_TO DO_:
Copy the records below exactly as they appear.

-- start of SUPPLIED ENTRIES --

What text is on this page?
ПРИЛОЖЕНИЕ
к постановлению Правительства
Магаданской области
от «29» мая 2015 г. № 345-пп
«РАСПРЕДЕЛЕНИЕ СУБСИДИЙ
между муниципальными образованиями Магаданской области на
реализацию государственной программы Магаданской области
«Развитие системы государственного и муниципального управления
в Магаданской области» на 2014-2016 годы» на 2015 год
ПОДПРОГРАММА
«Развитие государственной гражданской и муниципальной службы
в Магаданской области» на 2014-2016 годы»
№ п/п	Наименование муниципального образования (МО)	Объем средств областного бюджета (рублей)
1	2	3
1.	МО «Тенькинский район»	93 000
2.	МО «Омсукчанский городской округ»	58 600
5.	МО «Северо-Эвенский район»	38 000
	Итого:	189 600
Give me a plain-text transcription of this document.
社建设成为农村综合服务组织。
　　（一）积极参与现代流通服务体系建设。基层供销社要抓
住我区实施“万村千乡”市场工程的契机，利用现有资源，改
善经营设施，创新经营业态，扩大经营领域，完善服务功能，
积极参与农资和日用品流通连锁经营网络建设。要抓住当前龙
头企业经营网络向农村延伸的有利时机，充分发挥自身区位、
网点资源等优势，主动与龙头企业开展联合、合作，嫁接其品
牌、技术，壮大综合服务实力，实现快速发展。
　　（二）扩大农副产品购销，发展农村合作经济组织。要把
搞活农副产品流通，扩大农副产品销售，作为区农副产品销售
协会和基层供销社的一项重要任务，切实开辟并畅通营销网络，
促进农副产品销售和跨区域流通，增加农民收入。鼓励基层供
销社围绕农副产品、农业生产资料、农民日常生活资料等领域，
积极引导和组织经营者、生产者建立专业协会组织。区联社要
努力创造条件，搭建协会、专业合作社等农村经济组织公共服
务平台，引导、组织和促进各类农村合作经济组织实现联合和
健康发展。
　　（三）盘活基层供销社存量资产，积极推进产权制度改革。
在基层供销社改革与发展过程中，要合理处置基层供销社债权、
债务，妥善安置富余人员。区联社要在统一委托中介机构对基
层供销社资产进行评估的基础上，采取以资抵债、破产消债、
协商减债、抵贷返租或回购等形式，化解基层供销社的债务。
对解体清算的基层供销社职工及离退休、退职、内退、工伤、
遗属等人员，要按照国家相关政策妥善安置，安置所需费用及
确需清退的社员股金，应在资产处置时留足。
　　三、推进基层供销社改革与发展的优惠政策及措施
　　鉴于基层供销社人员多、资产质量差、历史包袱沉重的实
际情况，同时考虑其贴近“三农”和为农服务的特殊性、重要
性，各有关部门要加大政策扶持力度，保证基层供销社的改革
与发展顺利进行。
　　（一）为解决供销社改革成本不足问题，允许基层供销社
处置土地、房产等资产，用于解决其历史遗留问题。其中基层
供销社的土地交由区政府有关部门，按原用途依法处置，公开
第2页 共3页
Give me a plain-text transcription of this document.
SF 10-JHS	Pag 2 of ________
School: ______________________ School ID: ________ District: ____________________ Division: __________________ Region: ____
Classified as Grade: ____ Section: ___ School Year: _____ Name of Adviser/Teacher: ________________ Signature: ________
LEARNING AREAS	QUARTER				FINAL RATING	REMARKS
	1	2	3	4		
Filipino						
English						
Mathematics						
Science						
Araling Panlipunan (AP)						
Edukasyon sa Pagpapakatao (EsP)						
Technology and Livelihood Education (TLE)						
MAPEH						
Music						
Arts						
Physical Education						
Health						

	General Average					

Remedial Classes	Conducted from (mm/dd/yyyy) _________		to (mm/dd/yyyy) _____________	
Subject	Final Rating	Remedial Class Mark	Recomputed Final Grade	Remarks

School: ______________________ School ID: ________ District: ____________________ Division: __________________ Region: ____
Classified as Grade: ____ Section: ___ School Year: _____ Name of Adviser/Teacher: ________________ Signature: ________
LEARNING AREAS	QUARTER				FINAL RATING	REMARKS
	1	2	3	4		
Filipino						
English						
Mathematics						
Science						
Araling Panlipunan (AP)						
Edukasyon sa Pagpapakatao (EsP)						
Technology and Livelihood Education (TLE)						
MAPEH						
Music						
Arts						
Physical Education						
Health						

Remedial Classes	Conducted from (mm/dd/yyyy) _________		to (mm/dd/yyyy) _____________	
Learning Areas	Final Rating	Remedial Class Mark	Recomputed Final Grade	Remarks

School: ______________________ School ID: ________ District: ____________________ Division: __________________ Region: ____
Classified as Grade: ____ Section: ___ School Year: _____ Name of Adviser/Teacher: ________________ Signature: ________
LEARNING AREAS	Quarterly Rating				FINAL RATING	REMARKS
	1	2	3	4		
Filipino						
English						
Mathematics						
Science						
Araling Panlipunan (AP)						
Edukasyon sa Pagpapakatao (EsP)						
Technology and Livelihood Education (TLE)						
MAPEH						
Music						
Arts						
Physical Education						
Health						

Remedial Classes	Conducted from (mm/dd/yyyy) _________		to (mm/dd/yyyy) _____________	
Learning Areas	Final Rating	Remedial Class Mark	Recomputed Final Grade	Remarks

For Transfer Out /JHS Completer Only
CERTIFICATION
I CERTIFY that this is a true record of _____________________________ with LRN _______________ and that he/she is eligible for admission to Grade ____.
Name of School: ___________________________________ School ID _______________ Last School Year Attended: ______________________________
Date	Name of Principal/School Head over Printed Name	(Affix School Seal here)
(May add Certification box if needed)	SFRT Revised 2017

-- end of SUPPLIED ENTRIES --

_FINISHED TASK_:
What text is on this page?
ПРИЛОЖЕНИЕ
к постановлению Правительства
Магаданской области
от «29» мая 2015 г. № 345-пп
«РАСПРЕДЕЛЕНИЕ СУБСИДИЙ
между муниципальными образованиями Магаданской области на
реализацию государственной программы Магаданской области
«Развитие системы государственного и муниципального управления
в Магаданской области» на 2014-2016 годы» на 2015 год
ПОДПРОГРАММА
«Развитие государственной гражданской и муниципальной службы
в Магаданской области» на 2014-2016 годы»
№ п/п	Наименование муниципального образования (МО)	Объем средств областного бюджета (рублей)
1	2	3
1.	МО «Тенькинский район»	93 000
2.	МО «Омсукчанский городской округ»	58 600
5.	МО «Северо-Эвенский район»	38 000
	Итого:	189 600
Give me a plain-text transcription of this document.
社建设成为农村综合服务组织。
　　（一）积极参与现代流通服务体系建设。基层供销社要抓
住我区实施“万村千乡”市场工程的契机，利用现有资源，改
善经营设施，创新经营业态，扩大经营领域，完善服务功能，
积极参与农资和日用品流通连锁经营网络建设。要抓住当前龙
头企业经营网络向农村延伸的有利时机，充分发挥自身区位、
网点资源等优势，主动与龙头企业开展联合、合作，嫁接其品
牌、技术，壮大综合服务实力，实现快速发展。
　　（二）扩大农副产品购销，发展农村合作经济组织。要把
搞活农副产品流通，扩大农副产品销售，作为区农副产品销售
协会和基层供销社的一项重要任务，切实开辟并畅通营销网络，
促进农副产品销售和跨区域流通，增加农民收入。鼓励基层供
销社围绕农副产品、农业生产资料、农民日常生活资料等领域，
积极引导和组织经营者、生产者建立专业协会组织。区联社要
努力创造条件，搭建协会、专业合作社等农村经济组织公共服
务平台，引导、组织和促进各类农村合作经济组织实现联合和
健康发展。
　　（三）盘活基层供销社存量资产，积极推进产权制度改革。
在基层供销社改革与发展过程中，要合理处置基层供销社债权、
债务，妥善安置富余人员。区联社要在统一委托中介机构对基
层供销社资产进行评估的基础上，采取以资抵债、破产消债、
协商减债、抵贷返租或回购等形式，化解基层供销社的债务。
对解体清算的基层供销社职工及离退休、退职、内退、工伤、
遗属等人员，要按照国家相关政策妥善安置，安置所需费用及
确需清退的社员股金，应在资产处置时留足。
　　三、推进基层供销社改革与发展的优惠政策及措施
　　鉴于基层供销社人员多、资产质量差、历史包袱沉重的实
际情况，同时考虑其贴近“三农”和为农服务的特殊性、重要
性，各有关部门要加大政策扶持力度，保证基层供销社的改革
与发展顺利进行。
　　（一）为解决供销社改革成本不足问题，允许基层供销社
处置土地、房产等资产，用于解决其历史遗留问题。其中基层
供销社的土地交由区政府有关部门，按原用途依法处置，公开
第2页 共3页
Give me a plain-text transcription of this document.
SF 10-JHS	Pag 2 of ________
School: ______________________ School ID: ________ District: ____________________ Division: __________________ Region: ____
Classified as Grade: ____ Section: ___ School Year: _____ Name of Adviser/Teacher: ________________ Signature: ________
LEARNING AREAS	QUARTER				FINAL RATING	REMARKS
	1	2	3	4		
Filipino						
English						
Mathematics						
Science						
Araling Panlipunan (AP)						
Edukasyon sa Pagpapakatao (EsP)						
Technology and Livelihood Education (TLE)						
MAPEH						
Music						
Arts						
Physical Education						
Health						

	General Average					

Remedial Classes	Conducted from (mm/dd/yyyy) _________		to (mm/dd/yyyy) _____________	
Subject	Final Rating	Remedial Class Mark	Recomputed Final Grade	Remarks

School: ______________________ School ID: ________ District: ____________________ Division: __________________ Region: ____
Classified as Grade: ____ Section: ___ School Year: _____ Name of Adviser/Teacher: ________________ Signature: ________
LEARNING AREAS	QUARTER				FINAL RATING	REMARKS
	1	2	3	4		
Filipino						
English						
Mathematics						
Science						
Araling Panlipunan (AP)						
Edukasyon sa Pagpapakatao (EsP)						
Technology and Livelihood Education (TLE)						
MAPEH						
Music						
Arts						
Physical Education						
Health						

Remedial Classes	Conducted from (mm/dd/yyyy) _________		to (mm/dd/yyyy) _____________	
Learning Areas	Final Rating	Remedial Class Mark	Recomputed Final Grade	Remarks

School: ______________________ School ID: ________ District: ____________________ Division: __________________ Region: ____
Classified as Grade: ____ Section: ___ School Year: _____ Name of Adviser/Teacher: ________________ Signature: ________
LEARNING AREAS	Quarterly Rating				FINAL RATING	REMARKS
	1	2	3	4		
Filipino						
English						
Mathematics						
Science						
Araling Panlipunan (AP)						
Edukasyon sa Pagpapakatao (EsP)						
Technology and Livelihood Education (TLE)						
MAPEH						
Music						
Arts						
Physical Education						
Health						

Remedial Classes	Conducted from (mm/dd/yyyy) _________		to (mm/dd/yyyy) _____________	
Learning Areas	Final Rating	Remedial Class Mark	Recomputed Final Grade	Remarks

For Transfer Out /JHS Completer Only
CERTIFICATION
I CERTIFY that this is a true record of _____________________________ with LRN _______________ and that he/she is eligible for admission to Grade ____.
Name of School: ___________________________________ School ID _______________ Last School Year Attended: ______________________________
Date	Name of Principal/School Head over Printed Name	(Affix School Seal here)
(May add Certification box if needed)	SFRT Revised 2017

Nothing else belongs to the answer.